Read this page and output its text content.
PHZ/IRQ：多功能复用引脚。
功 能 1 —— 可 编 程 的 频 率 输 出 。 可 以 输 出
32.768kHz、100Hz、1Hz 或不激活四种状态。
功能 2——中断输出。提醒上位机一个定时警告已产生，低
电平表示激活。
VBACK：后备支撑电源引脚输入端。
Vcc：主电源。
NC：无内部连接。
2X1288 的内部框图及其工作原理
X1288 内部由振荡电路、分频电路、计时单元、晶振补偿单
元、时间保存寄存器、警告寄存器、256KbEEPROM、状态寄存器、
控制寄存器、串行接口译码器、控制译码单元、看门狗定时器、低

_ _ _

*GIVEN REQUEST*
Copy out the material word for word and line for line.

*EXERCISE RESULT*
Read this page and output its text content.
PHZ/IRQ：多功能复用引脚。
功 能 1 —— 可 编 程 的 频 率 输 出 。 可 以 输 出
32.768kHz、100Hz、1Hz 或不激活四种状态。
功能 2——中断输出。提醒上位机一个定时警告已产生，低
电平表示激活。
VBACK：后备支撑电源引脚输入端。
Vcc：主电源。
NC：无内部连接。
2X1288 的内部框图及其工作原理
X1288 内部由振荡电路、分频电路、计时单元、晶振补偿单
元、时间保存寄存器、警告寄存器、256KbEEPROM、状态寄存器、
控制寄存器、串行接口译码器、控制译码单元、看门狗定时器、低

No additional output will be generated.